### GOAL
Find the word "estudiar" in the listing; pull out each line holding it.

### SUPPLIED MATERIAL

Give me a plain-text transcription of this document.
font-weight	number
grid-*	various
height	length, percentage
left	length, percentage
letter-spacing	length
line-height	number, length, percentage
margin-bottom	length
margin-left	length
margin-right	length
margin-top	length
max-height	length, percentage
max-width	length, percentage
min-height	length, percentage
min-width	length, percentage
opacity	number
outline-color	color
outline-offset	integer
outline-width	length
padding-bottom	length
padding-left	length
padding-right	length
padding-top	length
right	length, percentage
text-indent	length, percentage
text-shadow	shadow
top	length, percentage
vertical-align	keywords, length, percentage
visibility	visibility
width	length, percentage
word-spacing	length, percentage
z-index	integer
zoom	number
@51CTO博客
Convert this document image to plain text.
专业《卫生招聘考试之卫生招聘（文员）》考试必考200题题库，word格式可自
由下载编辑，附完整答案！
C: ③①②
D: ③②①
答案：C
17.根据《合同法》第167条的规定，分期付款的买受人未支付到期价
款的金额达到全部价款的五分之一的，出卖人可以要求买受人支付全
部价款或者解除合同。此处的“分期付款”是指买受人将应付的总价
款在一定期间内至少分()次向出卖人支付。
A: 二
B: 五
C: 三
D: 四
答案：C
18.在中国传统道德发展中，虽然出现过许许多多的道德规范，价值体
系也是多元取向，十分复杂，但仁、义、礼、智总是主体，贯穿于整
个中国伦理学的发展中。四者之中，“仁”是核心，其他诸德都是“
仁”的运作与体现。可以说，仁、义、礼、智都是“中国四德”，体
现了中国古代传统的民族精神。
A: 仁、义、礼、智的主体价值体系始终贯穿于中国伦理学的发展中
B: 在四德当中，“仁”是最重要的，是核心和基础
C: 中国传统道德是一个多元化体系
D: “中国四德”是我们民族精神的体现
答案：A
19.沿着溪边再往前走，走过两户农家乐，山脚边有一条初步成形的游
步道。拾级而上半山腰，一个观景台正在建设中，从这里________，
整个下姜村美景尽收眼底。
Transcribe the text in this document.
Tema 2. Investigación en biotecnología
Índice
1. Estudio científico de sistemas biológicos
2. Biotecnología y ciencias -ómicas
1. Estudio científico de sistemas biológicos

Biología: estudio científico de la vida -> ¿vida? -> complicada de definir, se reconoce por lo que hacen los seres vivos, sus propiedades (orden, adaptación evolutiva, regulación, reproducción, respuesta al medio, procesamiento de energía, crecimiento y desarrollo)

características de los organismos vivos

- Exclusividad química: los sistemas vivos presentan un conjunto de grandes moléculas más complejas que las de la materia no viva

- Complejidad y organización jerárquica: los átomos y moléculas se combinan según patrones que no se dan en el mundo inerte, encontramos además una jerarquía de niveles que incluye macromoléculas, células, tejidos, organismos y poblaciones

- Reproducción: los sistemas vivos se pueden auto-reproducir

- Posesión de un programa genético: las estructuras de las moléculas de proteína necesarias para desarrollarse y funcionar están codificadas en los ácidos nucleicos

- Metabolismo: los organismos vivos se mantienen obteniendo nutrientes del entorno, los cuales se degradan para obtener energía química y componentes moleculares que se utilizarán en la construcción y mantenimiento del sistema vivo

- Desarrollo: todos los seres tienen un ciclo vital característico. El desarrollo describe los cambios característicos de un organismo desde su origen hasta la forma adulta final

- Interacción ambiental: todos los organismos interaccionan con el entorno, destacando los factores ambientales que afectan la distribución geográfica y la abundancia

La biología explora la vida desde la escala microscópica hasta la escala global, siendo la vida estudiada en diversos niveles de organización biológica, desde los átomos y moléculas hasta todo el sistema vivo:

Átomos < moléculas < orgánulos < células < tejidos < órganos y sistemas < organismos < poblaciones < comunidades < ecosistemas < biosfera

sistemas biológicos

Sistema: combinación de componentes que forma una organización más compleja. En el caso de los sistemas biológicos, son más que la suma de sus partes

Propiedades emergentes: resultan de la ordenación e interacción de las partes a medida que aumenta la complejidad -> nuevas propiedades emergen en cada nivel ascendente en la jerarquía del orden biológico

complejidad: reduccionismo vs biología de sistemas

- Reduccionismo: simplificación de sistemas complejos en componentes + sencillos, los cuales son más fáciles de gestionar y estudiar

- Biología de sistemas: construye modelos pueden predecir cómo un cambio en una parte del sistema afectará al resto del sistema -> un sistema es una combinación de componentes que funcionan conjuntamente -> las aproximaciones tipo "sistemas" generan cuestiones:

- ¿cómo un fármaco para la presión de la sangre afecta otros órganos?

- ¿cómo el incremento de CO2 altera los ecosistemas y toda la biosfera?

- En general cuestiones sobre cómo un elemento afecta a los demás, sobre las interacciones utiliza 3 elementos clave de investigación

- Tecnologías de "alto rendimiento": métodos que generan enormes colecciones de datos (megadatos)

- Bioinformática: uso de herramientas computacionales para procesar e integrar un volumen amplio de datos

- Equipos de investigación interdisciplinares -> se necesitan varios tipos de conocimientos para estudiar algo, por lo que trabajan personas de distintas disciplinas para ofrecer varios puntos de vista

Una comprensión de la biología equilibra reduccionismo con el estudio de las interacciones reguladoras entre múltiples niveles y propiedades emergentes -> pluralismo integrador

### RIGHT ANSWER
- Reduccionismo: simplificación de sistemas complejos en componentes + sencillos, los cuales son más fáciles de gestionar y estudiar
- Equipos de investigación interdisciplinares -> se necesitan varios tipos de conocimientos para estudiar algo, por lo que trabajan personas de distintas disciplinas para ofrecer varios puntos de vista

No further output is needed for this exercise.